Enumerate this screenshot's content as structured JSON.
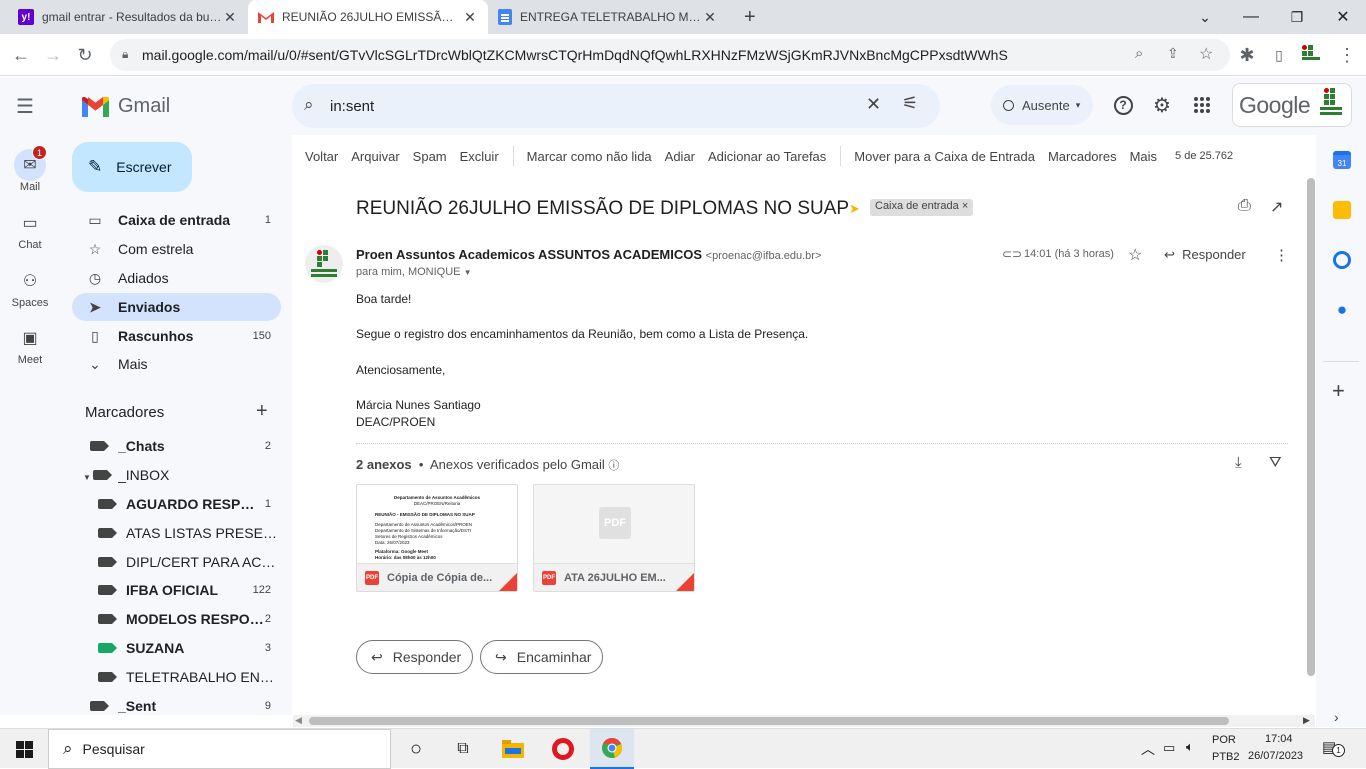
{
  "browser": {
    "tabs": [
      {
        "title": "gmail entrar - Resultados da busca",
        "icon": "yahoo-icon"
      },
      {
        "title": "REUNIÃO 26JULHO EMISSÃO DE DIPLOMAS",
        "icon": "gmail-icon"
      },
      {
        "title": "ENTREGA TELETRABALHO MARÇO",
        "icon": "docs-icon"
      }
    ],
    "url": "mail.google.com/mail/u/0/#sent/GTvVlcSGLrTDrcWblQtZKCMwrsCTQrHmDqdNQfQwhLRXHNzFMzWSjGKmRJVNxBncMgCPPxsdtWWhS"
  },
  "gmail": {
    "logo": "Gmail",
    "search_value": "in:sent",
    "status": "Ausente",
    "google": "Google",
    "rail": [
      {
        "label": "Mail",
        "badge": "1"
      },
      {
        "label": "Chat"
      },
      {
        "label": "Spaces"
      },
      {
        "label": "Meet"
      }
    ],
    "compose": "Escrever",
    "nav": [
      {
        "label": "Caixa de entrada",
        "count": "1"
      },
      {
        "label": "Com estrela",
        "count": ""
      },
      {
        "label": "Adiados",
        "count": ""
      },
      {
        "label": "Enviados",
        "count": ""
      },
      {
        "label": "Rascunhos",
        "count": "150"
      },
      {
        "label": "Mais",
        "count": ""
      }
    ],
    "labels_title": "Marcadores",
    "labels": [
      {
        "label": "_Chats",
        "count": "2"
      },
      {
        "label": "_INBOX",
        "count": ""
      },
      {
        "label": "AGUARDO RESPOSTA",
        "count": "1"
      },
      {
        "label": "ATAS LISTAS PRESENÇA",
        "count": ""
      },
      {
        "label": "DIPL/CERT PARA ACOMPANHAR",
        "count": ""
      },
      {
        "label": "IFBA OFICIAL",
        "count": "122"
      },
      {
        "label": "MODELOS RESPOSTA",
        "count": "2"
      },
      {
        "label": "SUZANA",
        "count": "3"
      },
      {
        "label": "TELETRABALHO ENTREGA",
        "count": ""
      },
      {
        "label": "_Sent",
        "count": "9"
      }
    ],
    "actions": [
      "Voltar",
      "Arquivar",
      "Spam",
      "Excluir",
      "Marcar como não lida",
      "Adiar",
      "Adicionar ao Tarefas",
      "Mover para a Caixa de Entrada",
      "Marcadores",
      "Mais"
    ],
    "pager": "5 de 25.762",
    "email": {
      "subject": "REUNIÃO 26JULHO EMISSÃO DE DIPLOMAS NO SUAP",
      "label_chip": "Caixa de entrada",
      "sender_name": "Proen Assuntos Academicos ASSUNTOS ACADEMICOS",
      "sender_email": "<proenac@ifba.edu.br>",
      "to": "para mim, MONIQUE",
      "time": "14:01 (há 3 horas)",
      "reply": "Responder",
      "body": [
        "Boa tarde!",
        "Segue o registro dos encaminhamentos da Reunião, bem como a Lista de Presença.",
        "Atenciosamente,",
        "Márcia Nunes Santiago",
        "DEAC/PROEN"
      ],
      "attachments_count": "2 anexos",
      "attachments_scan": "Anexos verificados pelo Gmail",
      "attachments": [
        {
          "name": "Cópia de Cópia de..."
        },
        {
          "name": "ATA 26JULHO EM..."
        }
      ],
      "preview_doc": {
        "title": "Departamento de Assuntos Acadêmicos",
        "subtitle": "DEAC/PROEN/Reitoria",
        "heading": "REUNIÃO - EMISSÃO DE DIPLOMAS NO SUAP",
        "lines": [
          "Departamento de Assuntos Acadêmicos/PROEN",
          "Departamento de Sistemas de Informação/DSTI",
          "Setores de Registros Acadêmicos",
          "Data: 26/07/2023"
        ],
        "platform": "Plataforma: Google Meet",
        "hours": "Horário: das 08h00 às 12h00"
      },
      "pdf_placeholder": "PDF",
      "reply_button": "Responder",
      "forward_button": "Encaminhar"
    }
  },
  "taskbar": {
    "search": "Pesquisar",
    "lang": "POR",
    "layout": "PTB2",
    "time": "17:04",
    "date": "26/07/2023",
    "notif": "1"
  },
  "colors": {
    "gmail_red": "#ea4335",
    "selected_nav": "#d3e3fd",
    "compose": "#c2e7ff",
    "accent_blue": "#0b57d0"
  }
}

*The exercise:* Write out the listing above again, exactly, but with no pictures in the copy.

*Written solution:*
Enumerate this screenshot's content as structured JSON.
{
  "browser": {
    "tabs": [
      {
        "title": "gmail entrar - Resultados da busca",
        "icon": "yahoo-icon"
      },
      {
        "title": "REUNIÃO 26JULHO EMISSÃO DE DIPLOMAS",
        "icon": "gmail-icon"
      },
      {
        "title": "ENTREGA TELETRABALHO MARÇO",
        "icon": "docs-icon"
      }
    ],
    "url": "mail.google.com/mail/u/0/#sent/GTvVlcSGLrTDrcWblQtZKCMwrsCTQrHmDqdNQfQwhLRXHNzFMzWSjGKmRJVNxBncMgCPPxsdtWWhS"
  },
  "gmail": {
    "logo": "Gmail",
    "search_value": "in:sent",
    "status": "Ausente",
    "google": "Google",
    "rail": [
      {
        "label": "Mail",
        "badge": "1"
      },
      {
        "label": "Chat"
      },
      {
        "label": "Spaces"
      },
      {
        "label": "Meet"
      }
    ],
    "compose": "Escrever",
    "nav": [
      {
        "label": "Caixa de entrada",
        "count": "1"
      },
      {
        "label": "Com estrela",
        "count": ""
      },
      {
        "label": "Adiados",
        "count": ""
      },
      {
        "label": "Enviados",
        "count": ""
      },
      {
        "label": "Rascunhos",
        "count": "150"
      },
      {
        "label": "Mais",
        "count": ""
      }
    ],
    "labels_title": "Marcadores",
    "labels": [
      {
        "label": "_Chats",
        "count": "2"
      },
      {
        "label": "_INBOX",
        "count": ""
      },
      {
        "label": "AGUARDO RESPOSTA",
        "count": "1"
      },
      {
        "label": "ATAS LISTAS PRESENÇA",
        "count": ""
      },
      {
        "label": "DIPL/CERT PARA ACOMPANHAR",
        "count": ""
      },
      {
        "label": "IFBA OFICIAL",
        "count": "122"
      },
      {
        "label": "MODELOS RESPOSTA",
        "count": "2"
      },
      {
        "label": "SUZANA",
        "count": "3"
      },
      {
        "label": "TELETRABALHO ENTREGA",
        "count": ""
      },
      {
        "label": "_Sent",
        "count": "9"
      }
    ],
    "actions": [
      "Voltar",
      "Arquivar",
      "Spam",
      "Excluir",
      "Marcar como não lida",
      "Adiar",
      "Adicionar ao Tarefas",
      "Mover para a Caixa de Entrada",
      "Marcadores",
      "Mais"
    ],
    "pager": "5 de 25.762",
    "email": {
      "subject": "REUNIÃO 26JULHO EMISSÃO DE DIPLOMAS NO SUAP",
      "label_chip": "Caixa de entrada",
      "sender_name": "Proen Assuntos Academicos ASSUNTOS ACADEMICOS",
      "sender_email": "<proenac@ifba.edu.br>",
      "to": "para mim, MONIQUE",
      "time": "14:01 (há 3 horas)",
      "reply": "Responder",
      "body": [
        "Boa tarde!",
        "Segue o registro dos encaminhamentos da Reunião, bem como a Lista de Presença.",
        "Atenciosamente,",
        "Márcia Nunes Santiago",
        "DEAC/PROEN"
      ],
      "attachments_count": "2 anexos",
      "attachments_scan": "Anexos verificados pelo Gmail",
      "attachments": [
        {
          "name": "Cópia de Cópia de..."
        },
        {
          "name": "ATA 26JULHO EM..."
        }
      ],
      "preview_doc": {
        "title": "Departamento de Assuntos Acadêmicos",
        "subtitle": "DEAC/PROEN/Reitoria",
        "heading": "REUNIÃO - EMISSÃO DE DIPLOMAS NO SUAP",
        "lines": [
          "Departamento de Assuntos Acadêmicos/PROEN",
          "Departamento de Sistemas de Informação/DSTI",
          "Setores de Registros Acadêmicos",
          "Data: 26/07/2023"
        ],
        "platform": "Plataforma: Google Meet",
        "hours": "Horário: das 08h00 às 12h00"
      },
      "pdf_placeholder": "PDF",
      "reply_button": "Responder",
      "forward_button": "Encaminhar"
    }
  },
  "taskbar": {
    "search": "Pesquisar",
    "lang": "POR",
    "layout": "PTB2",
    "time": "17:04",
    "date": "26/07/2023",
    "notif": "1"
  },
  "colors": {
    "gmail_red": "#ea4335",
    "selected_nav": "#d3e3fd",
    "compose": "#c2e7ff",
    "accent_blue": "#0b57d0"
  }
}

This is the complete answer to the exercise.